(Saved entries)
_ _ _ _ _ _ _

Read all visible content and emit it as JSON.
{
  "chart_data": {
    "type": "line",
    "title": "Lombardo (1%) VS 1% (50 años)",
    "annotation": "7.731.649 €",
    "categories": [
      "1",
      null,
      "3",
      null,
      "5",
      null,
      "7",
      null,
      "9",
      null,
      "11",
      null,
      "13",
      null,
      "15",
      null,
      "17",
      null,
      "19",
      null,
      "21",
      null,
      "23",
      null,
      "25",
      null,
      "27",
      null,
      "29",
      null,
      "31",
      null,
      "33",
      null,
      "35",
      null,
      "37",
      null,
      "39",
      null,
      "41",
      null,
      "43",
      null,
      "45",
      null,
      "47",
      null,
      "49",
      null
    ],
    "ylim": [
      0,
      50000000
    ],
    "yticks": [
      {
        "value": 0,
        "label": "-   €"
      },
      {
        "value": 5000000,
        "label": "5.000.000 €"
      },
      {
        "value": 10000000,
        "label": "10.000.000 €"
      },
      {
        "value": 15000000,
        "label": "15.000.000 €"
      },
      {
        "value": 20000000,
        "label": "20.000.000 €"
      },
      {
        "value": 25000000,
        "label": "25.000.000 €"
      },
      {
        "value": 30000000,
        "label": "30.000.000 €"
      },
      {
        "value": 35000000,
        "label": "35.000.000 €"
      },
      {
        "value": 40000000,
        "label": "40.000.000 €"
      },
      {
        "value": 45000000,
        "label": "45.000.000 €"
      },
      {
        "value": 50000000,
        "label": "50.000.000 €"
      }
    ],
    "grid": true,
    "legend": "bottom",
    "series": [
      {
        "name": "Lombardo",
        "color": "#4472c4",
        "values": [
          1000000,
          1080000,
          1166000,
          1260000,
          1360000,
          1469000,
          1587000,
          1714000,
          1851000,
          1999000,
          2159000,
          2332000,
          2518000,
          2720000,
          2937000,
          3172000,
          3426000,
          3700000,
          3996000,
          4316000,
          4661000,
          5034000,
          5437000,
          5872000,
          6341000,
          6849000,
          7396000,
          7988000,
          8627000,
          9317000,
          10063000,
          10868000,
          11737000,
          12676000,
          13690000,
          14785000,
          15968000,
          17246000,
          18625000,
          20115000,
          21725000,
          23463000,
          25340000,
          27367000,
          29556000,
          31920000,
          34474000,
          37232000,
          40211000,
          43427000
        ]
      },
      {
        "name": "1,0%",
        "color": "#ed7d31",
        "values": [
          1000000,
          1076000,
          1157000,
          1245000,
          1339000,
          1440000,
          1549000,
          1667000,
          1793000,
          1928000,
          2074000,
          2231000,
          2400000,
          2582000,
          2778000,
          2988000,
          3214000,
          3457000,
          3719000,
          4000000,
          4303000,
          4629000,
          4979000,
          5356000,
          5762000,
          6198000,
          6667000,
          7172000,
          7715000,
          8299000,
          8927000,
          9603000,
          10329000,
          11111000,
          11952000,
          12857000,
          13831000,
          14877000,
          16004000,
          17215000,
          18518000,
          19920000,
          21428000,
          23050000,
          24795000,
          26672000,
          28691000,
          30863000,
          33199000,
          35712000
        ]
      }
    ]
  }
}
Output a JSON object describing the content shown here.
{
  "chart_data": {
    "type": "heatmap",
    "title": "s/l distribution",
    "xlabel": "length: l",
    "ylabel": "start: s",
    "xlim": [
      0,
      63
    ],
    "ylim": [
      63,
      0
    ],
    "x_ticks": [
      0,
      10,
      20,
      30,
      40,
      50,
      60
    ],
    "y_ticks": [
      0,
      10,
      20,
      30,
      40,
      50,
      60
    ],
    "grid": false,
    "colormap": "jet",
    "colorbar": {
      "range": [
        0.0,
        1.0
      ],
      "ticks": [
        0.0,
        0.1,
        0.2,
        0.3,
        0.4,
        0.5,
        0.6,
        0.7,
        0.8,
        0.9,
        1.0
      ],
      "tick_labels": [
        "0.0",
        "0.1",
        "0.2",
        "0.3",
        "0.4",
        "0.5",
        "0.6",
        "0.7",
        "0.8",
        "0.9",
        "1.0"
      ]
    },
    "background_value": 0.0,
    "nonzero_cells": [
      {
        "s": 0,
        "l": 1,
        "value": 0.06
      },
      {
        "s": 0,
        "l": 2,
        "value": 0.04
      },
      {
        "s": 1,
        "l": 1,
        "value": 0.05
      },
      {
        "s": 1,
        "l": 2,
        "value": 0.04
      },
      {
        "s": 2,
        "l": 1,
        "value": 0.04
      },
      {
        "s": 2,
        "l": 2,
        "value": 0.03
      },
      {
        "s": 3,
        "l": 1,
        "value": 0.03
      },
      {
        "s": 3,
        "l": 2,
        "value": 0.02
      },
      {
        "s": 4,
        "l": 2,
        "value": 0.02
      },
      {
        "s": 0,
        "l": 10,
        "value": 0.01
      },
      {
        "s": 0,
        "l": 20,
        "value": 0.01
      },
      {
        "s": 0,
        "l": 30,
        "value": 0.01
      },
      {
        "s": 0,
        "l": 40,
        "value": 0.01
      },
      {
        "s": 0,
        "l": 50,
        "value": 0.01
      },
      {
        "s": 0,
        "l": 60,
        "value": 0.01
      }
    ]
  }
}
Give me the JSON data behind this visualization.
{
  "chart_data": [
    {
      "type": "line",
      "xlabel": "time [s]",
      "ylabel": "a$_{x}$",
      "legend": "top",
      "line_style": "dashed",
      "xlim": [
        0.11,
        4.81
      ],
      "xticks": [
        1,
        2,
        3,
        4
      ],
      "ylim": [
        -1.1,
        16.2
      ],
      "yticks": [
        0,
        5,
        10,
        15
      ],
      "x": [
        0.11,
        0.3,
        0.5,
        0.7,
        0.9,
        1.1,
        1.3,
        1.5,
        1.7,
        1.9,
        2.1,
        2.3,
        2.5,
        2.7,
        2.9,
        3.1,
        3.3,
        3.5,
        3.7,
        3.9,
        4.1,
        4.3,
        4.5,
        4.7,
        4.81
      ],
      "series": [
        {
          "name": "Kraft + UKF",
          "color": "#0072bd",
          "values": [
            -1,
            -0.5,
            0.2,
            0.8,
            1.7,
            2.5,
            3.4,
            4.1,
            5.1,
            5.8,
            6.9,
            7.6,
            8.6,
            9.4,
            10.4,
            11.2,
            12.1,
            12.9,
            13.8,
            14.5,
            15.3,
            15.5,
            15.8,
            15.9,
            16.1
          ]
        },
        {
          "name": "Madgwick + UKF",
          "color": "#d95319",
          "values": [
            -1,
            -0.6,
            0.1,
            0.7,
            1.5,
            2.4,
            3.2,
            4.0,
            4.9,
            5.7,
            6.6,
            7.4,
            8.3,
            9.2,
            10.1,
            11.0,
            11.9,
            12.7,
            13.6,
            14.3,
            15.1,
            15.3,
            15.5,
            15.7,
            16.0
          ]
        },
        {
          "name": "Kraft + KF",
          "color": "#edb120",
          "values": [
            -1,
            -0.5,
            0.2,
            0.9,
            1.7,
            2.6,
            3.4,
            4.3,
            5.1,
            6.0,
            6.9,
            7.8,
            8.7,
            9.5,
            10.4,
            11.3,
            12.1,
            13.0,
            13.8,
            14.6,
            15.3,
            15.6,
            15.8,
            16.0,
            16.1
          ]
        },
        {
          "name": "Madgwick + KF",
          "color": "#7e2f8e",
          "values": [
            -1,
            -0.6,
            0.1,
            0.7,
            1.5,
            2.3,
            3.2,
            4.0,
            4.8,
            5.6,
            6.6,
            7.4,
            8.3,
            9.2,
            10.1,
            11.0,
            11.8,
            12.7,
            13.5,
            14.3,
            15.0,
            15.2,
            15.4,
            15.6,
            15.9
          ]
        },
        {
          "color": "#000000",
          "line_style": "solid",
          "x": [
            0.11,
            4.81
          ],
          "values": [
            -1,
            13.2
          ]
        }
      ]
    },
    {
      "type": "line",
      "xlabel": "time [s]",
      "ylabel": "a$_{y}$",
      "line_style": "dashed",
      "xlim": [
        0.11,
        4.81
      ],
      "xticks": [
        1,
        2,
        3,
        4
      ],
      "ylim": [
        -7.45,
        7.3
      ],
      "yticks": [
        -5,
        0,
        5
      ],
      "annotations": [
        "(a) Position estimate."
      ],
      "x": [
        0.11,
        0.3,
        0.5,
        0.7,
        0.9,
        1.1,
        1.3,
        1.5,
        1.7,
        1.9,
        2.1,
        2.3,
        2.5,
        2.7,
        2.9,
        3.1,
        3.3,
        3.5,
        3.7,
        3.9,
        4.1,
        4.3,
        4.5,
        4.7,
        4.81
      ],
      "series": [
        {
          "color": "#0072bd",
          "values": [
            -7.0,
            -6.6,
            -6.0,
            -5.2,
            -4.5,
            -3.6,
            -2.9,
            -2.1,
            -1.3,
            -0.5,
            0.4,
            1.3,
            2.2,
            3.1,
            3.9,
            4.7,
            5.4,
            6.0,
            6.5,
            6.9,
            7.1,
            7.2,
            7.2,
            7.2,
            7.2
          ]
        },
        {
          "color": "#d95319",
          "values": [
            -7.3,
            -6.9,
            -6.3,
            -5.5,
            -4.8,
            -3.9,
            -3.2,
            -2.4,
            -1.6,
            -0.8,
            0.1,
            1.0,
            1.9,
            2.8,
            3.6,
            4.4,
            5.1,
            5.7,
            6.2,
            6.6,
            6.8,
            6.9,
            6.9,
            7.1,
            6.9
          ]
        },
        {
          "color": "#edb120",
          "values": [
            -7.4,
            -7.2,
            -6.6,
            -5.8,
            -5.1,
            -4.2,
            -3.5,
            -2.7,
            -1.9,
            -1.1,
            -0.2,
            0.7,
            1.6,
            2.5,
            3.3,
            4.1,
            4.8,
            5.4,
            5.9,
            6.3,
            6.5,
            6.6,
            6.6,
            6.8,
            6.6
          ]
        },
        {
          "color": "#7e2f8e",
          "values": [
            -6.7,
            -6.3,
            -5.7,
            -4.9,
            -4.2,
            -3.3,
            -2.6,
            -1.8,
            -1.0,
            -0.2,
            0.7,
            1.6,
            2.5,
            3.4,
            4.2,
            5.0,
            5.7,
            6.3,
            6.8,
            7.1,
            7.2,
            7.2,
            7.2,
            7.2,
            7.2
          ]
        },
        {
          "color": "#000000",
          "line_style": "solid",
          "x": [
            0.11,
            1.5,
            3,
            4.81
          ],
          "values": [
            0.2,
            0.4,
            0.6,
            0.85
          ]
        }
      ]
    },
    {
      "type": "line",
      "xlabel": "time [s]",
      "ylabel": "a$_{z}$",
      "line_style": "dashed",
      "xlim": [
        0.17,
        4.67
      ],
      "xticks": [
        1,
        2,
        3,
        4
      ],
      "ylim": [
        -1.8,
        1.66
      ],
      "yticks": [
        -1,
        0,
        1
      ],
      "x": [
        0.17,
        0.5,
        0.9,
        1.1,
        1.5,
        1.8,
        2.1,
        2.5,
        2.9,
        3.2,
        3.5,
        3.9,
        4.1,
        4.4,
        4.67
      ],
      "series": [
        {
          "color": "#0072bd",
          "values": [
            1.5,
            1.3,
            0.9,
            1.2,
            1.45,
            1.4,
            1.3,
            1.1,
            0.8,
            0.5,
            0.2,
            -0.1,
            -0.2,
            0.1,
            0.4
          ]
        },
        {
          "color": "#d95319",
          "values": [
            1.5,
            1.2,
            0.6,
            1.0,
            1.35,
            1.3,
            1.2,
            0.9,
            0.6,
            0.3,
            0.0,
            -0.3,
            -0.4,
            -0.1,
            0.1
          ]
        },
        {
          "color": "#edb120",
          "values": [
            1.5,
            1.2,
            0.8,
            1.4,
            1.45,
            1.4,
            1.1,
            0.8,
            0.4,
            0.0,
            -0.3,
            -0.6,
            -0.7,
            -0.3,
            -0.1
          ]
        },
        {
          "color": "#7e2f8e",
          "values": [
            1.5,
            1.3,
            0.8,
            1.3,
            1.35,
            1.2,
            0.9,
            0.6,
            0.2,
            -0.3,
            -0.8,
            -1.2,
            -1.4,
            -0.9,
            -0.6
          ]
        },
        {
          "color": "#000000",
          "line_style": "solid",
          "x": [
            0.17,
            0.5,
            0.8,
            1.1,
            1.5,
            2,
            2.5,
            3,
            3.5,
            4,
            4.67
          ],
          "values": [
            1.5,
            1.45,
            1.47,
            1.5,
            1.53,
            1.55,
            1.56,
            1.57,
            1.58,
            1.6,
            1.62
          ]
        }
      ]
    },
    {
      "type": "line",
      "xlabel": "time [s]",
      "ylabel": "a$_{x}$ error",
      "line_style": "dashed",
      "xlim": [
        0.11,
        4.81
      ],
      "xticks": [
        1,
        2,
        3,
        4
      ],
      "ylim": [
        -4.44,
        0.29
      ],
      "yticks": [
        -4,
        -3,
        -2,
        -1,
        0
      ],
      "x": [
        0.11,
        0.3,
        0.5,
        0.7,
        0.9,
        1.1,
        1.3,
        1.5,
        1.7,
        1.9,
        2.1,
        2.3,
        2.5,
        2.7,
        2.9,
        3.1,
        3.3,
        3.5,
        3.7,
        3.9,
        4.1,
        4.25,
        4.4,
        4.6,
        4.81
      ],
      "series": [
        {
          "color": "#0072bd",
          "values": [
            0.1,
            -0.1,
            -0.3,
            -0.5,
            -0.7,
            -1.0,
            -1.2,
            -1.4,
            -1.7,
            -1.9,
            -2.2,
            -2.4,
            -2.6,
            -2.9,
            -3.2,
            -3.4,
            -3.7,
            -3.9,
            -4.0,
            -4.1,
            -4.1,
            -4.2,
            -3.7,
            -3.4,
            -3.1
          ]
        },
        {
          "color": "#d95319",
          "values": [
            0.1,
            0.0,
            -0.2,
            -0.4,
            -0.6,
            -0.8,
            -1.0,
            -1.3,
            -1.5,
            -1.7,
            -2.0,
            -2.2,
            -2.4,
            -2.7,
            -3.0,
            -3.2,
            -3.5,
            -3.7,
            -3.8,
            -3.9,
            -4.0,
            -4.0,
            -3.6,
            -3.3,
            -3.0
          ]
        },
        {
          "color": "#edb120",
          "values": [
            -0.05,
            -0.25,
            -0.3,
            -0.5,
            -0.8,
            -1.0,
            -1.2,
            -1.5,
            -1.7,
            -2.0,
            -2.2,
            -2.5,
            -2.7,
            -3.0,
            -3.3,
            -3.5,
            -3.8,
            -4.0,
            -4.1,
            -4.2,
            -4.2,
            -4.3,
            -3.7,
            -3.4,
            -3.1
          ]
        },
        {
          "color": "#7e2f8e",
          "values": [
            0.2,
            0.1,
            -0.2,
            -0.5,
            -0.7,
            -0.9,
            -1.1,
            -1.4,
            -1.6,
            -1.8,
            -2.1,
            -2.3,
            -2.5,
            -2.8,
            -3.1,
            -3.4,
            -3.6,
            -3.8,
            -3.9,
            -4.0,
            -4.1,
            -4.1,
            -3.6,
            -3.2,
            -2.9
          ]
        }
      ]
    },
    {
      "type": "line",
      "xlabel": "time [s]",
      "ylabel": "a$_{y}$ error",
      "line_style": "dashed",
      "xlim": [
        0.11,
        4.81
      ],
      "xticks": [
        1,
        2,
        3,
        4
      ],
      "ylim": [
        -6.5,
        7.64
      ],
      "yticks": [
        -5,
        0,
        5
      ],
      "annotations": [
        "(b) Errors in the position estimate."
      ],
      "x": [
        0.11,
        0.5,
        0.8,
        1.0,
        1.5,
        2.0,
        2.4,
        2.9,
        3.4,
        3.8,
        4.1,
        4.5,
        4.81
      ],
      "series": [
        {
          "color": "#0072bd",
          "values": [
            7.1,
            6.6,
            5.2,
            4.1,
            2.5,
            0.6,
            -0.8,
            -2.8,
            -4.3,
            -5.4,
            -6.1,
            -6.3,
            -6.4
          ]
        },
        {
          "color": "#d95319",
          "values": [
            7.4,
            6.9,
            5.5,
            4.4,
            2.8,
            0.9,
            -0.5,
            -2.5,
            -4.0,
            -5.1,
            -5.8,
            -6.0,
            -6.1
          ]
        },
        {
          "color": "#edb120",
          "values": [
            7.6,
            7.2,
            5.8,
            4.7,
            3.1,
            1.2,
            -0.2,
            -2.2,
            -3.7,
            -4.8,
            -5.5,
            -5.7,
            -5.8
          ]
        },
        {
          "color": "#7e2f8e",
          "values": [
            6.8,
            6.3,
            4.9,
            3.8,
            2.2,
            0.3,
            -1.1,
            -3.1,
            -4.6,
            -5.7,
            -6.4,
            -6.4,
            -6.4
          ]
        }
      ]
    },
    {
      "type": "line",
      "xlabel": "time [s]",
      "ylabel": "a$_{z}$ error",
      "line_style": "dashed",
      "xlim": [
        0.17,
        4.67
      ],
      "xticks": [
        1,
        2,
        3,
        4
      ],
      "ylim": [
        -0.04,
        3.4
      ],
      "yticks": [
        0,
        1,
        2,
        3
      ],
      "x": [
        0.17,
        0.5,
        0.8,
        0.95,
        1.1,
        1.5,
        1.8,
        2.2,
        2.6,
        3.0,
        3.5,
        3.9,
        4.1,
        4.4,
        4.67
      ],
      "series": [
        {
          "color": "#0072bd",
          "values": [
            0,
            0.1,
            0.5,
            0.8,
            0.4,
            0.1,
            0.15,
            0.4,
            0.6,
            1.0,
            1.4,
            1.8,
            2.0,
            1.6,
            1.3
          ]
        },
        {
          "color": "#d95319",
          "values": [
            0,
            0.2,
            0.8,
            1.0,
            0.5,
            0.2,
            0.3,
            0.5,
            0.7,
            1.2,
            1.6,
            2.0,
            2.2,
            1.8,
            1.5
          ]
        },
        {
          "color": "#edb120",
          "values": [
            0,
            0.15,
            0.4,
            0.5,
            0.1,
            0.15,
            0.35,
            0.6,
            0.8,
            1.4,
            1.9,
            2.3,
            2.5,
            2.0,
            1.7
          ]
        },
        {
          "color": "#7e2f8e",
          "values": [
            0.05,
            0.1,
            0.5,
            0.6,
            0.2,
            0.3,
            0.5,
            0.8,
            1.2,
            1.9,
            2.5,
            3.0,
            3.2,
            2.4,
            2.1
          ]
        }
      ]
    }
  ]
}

_ _ _ _ _ _ _

Copy out each line of the data containing the string "ylabel".

▸ **Response to the task**
    "ylabel": "start: s",
      "ylabel": "a$_{x}$",
      "ylabel": "a$_{y}$",
      "ylabel": "a$_{z}$",
      "ylabel": "a$_{x}$ error",
      "ylabel": "a$_{y}$ error",
      "ylabel": "a$_{z}$ error",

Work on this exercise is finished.